Copy every entry word for word. Skip the pictures.

··· RECORDED INFORMATION

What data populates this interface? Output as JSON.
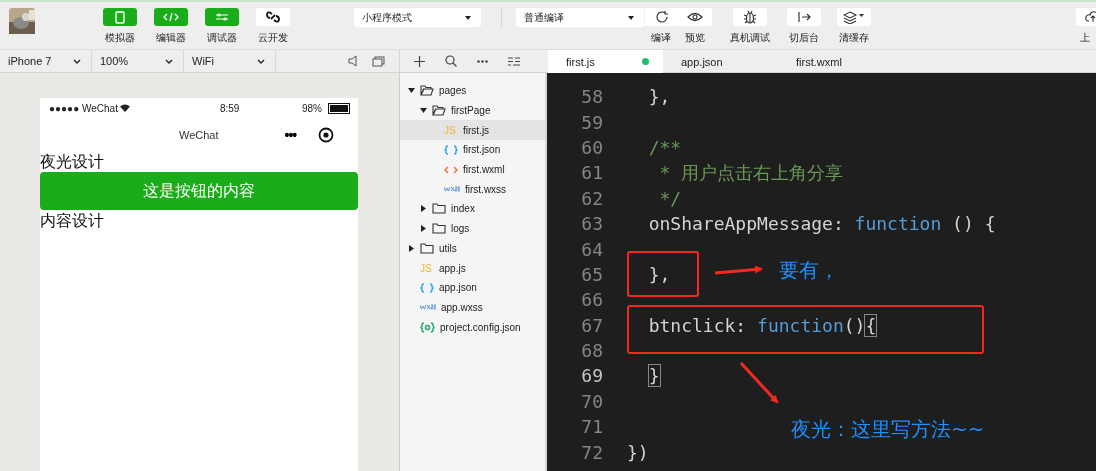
{
  "toolbar": {
    "left_buttons": [
      {
        "label": "模拟器",
        "active": true
      },
      {
        "label": "编辑器",
        "active": true
      },
      {
        "label": "调试器",
        "active": true
      },
      {
        "label": "云开发",
        "active": false
      }
    ],
    "mode_select": "小程序模式",
    "compile_select": "普通编译",
    "right_buttons": [
      {
        "label": "编译"
      },
      {
        "label": "预览"
      },
      {
        "label": "真机调试"
      },
      {
        "label": "切后台"
      },
      {
        "label": "清缓存"
      },
      {
        "label": "上"
      }
    ]
  },
  "sim_bar": {
    "device": "iPhone 7",
    "zoom": "100%",
    "network": "WiFi"
  },
  "tabs": [
    {
      "label": "first.js",
      "selected": true,
      "modified": true
    },
    {
      "label": "app.json",
      "selected": false,
      "modified": false
    },
    {
      "label": "first.wxml",
      "selected": false,
      "modified": false
    }
  ],
  "phone": {
    "carrier": "●●●●● WeChat",
    "time": "8:59",
    "battery": "98%",
    "nav_title": "WeChat",
    "nav_more": "•••",
    "content": [
      {
        "kind": "text",
        "text": "夜光设计"
      },
      {
        "kind": "button",
        "text": "这是按钮的内容"
      },
      {
        "kind": "text",
        "text": "内容设计"
      }
    ]
  },
  "file_tree": [
    {
      "name": "pages",
      "kind": "folder",
      "expanded": true,
      "children": [
        {
          "name": "firstPage",
          "kind": "folder",
          "expanded": true,
          "children": [
            {
              "name": "first.js",
              "kind": "js",
              "badge": "JS",
              "selected": true
            },
            {
              "name": "first.json",
              "kind": "json",
              "selected": false
            },
            {
              "name": "first.wxml",
              "kind": "wxml",
              "selected": false
            },
            {
              "name": "first.wxss",
              "kind": "wxss",
              "selected": false
            }
          ]
        },
        {
          "name": "index",
          "kind": "folder",
          "expanded": false
        },
        {
          "name": "logs",
          "kind": "folder",
          "expanded": false
        }
      ]
    },
    {
      "name": "utils",
      "kind": "folder",
      "expanded": false
    },
    {
      "name": "app.js",
      "kind": "js",
      "badge": "JS",
      "selected": false
    },
    {
      "name": "app.json",
      "kind": "json",
      "selected": false
    },
    {
      "name": "app.wxss",
      "kind": "wxss",
      "selected": false
    },
    {
      "name": "project.config.json",
      "kind": "config",
      "selected": false
    }
  ],
  "code": [
    {
      "number": "58",
      "current": false,
      "tokens": [
        {
          "text": "  },",
          "kind": "plain"
        }
      ]
    },
    {
      "number": "59",
      "current": false
    },
    {
      "number": "60",
      "current": false,
      "tokens": [
        {
          "text": "  /**",
          "kind": "comment"
        }
      ]
    },
    {
      "number": "61",
      "current": false,
      "tokens": [
        {
          "text": "   * 用户点击右上角分享",
          "kind": "comment"
        }
      ]
    },
    {
      "number": "62",
      "current": false,
      "tokens": [
        {
          "text": "   */",
          "kind": "comment"
        }
      ]
    },
    {
      "number": "63",
      "current": false,
      "tokens": [
        {
          "text": "  onShareAppMessage: ",
          "kind": "plain"
        },
        {
          "text": "function",
          "kind": "keyword"
        },
        {
          "text": " () {",
          "kind": "plain"
        }
      ]
    },
    {
      "number": "64",
      "current": false
    },
    {
      "number": "65",
      "current": false,
      "tokens": [
        {
          "text": "  },",
          "kind": "plain"
        }
      ]
    },
    {
      "number": "66",
      "current": false
    },
    {
      "number": "67",
      "current": false,
      "tokens": [
        {
          "text": "  btnclick: ",
          "kind": "plain"
        },
        {
          "text": "function",
          "kind": "keyword"
        },
        {
          "text": "()",
          "kind": "plain"
        },
        {
          "text": "{",
          "kind": "match"
        }
      ]
    },
    {
      "number": "68",
      "current": false
    },
    {
      "number": "69",
      "current": true,
      "tokens": [
        {
          "text": "  }",
          "kind": "match"
        }
      ]
    },
    {
      "number": "70",
      "current": false
    },
    {
      "number": "71",
      "current": false
    },
    {
      "number": "72",
      "current": false,
      "tokens": [
        {
          "text": "})",
          "kind": "plain"
        }
      ]
    }
  ],
  "annotations": [
    {
      "kind": "box"
    },
    {
      "kind": "box"
    },
    {
      "kind": "arrow"
    },
    {
      "kind": "arrow"
    },
    {
      "kind": "note",
      "text": "要有，"
    },
    {
      "kind": "note",
      "text": "夜光：这里写方法~~"
    }
  ]
}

······

## RESULT
What data populates this interface? Output as JSON.
{
  "toolbar": {
    "left_buttons": [
      {
        "label": "模拟器",
        "active": true
      },
      {
        "label": "编辑器",
        "active": true
      },
      {
        "label": "调试器",
        "active": true
      },
      {
        "label": "云开发",
        "active": false
      }
    ],
    "mode_select": "小程序模式",
    "compile_select": "普通编译",
    "right_buttons": [
      {
        "label": "编译"
      },
      {
        "label": "预览"
      },
      {
        "label": "真机调试"
      },
      {
        "label": "切后台"
      },
      {
        "label": "清缓存"
      },
      {
        "label": "上"
      }
    ]
  },
  "sim_bar": {
    "device": "iPhone 7",
    "zoom": "100%",
    "network": "WiFi"
  },
  "tabs": [
    {
      "label": "first.js",
      "selected": true,
      "modified": true
    },
    {
      "label": "app.json",
      "selected": false,
      "modified": false
    },
    {
      "label": "first.wxml",
      "selected": false,
      "modified": false
    }
  ],
  "phone": {
    "carrier": "●●●●● WeChat",
    "time": "8:59",
    "battery": "98%",
    "nav_title": "WeChat",
    "nav_more": "•••",
    "content": [
      {
        "kind": "text",
        "text": "夜光设计"
      },
      {
        "kind": "button",
        "text": "这是按钮的内容"
      },
      {
        "kind": "text",
        "text": "内容设计"
      }
    ]
  },
  "file_tree": [
    {
      "name": "pages",
      "kind": "folder",
      "expanded": true,
      "children": [
        {
          "name": "firstPage",
          "kind": "folder",
          "expanded": true,
          "children": [
            {
              "name": "first.js",
              "kind": "js",
              "badge": "JS",
              "selected": true
            },
            {
              "name": "first.json",
              "kind": "json",
              "selected": false
            },
            {
              "name": "first.wxml",
              "kind": "wxml",
              "selected": false
            },
            {
              "name": "first.wxss",
              "kind": "wxss",
              "selected": false
            }
          ]
        },
        {
          "name": "index",
          "kind": "folder",
          "expanded": false
        },
        {
          "name": "logs",
          "kind": "folder",
          "expanded": false
        }
      ]
    },
    {
      "name": "utils",
      "kind": "folder",
      "expanded": false
    },
    {
      "name": "app.js",
      "kind": "js",
      "badge": "JS",
      "selected": false
    },
    {
      "name": "app.json",
      "kind": "json",
      "selected": false
    },
    {
      "name": "app.wxss",
      "kind": "wxss",
      "selected": false
    },
    {
      "name": "project.config.json",
      "kind": "config",
      "selected": false
    }
  ],
  "code": [
    {
      "number": "58",
      "current": false,
      "tokens": [
        {
          "text": "  },",
          "kind": "plain"
        }
      ]
    },
    {
      "number": "59",
      "current": false
    },
    {
      "number": "60",
      "current": false,
      "tokens": [
        {
          "text": "  /**",
          "kind": "comment"
        }
      ]
    },
    {
      "number": "61",
      "current": false,
      "tokens": [
        {
          "text": "   * 用户点击右上角分享",
          "kind": "comment"
        }
      ]
    },
    {
      "number": "62",
      "current": false,
      "tokens": [
        {
          "text": "   */",
          "kind": "comment"
        }
      ]
    },
    {
      "number": "63",
      "current": false,
      "tokens": [
        {
          "text": "  onShareAppMessage: ",
          "kind": "plain"
        },
        {
          "text": "function",
          "kind": "keyword"
        },
        {
          "text": " () {",
          "kind": "plain"
        }
      ]
    },
    {
      "number": "64",
      "current": false
    },
    {
      "number": "65",
      "current": false,
      "tokens": [
        {
          "text": "  },",
          "kind": "plain"
        }
      ]
    },
    {
      "number": "66",
      "current": false
    },
    {
      "number": "67",
      "current": false,
      "tokens": [
        {
          "text": "  btnclick: ",
          "kind": "plain"
        },
        {
          "text": "function",
          "kind": "keyword"
        },
        {
          "text": "()",
          "kind": "plain"
        },
        {
          "text": "{",
          "kind": "match"
        }
      ]
    },
    {
      "number": "68",
      "current": false
    },
    {
      "number": "69",
      "current": true,
      "tokens": [
        {
          "text": "  }",
          "kind": "match"
        }
      ]
    },
    {
      "number": "70",
      "current": false
    },
    {
      "number": "71",
      "current": false
    },
    {
      "number": "72",
      "current": false,
      "tokens": [
        {
          "text": "})",
          "kind": "plain"
        }
      ]
    }
  ],
  "annotations": [
    {
      "kind": "box"
    },
    {
      "kind": "box"
    },
    {
      "kind": "arrow"
    },
    {
      "kind": "arrow"
    },
    {
      "kind": "note",
      "text": "要有，"
    },
    {
      "kind": "note",
      "text": "夜光：这里写方法~~"
    }
  ]
}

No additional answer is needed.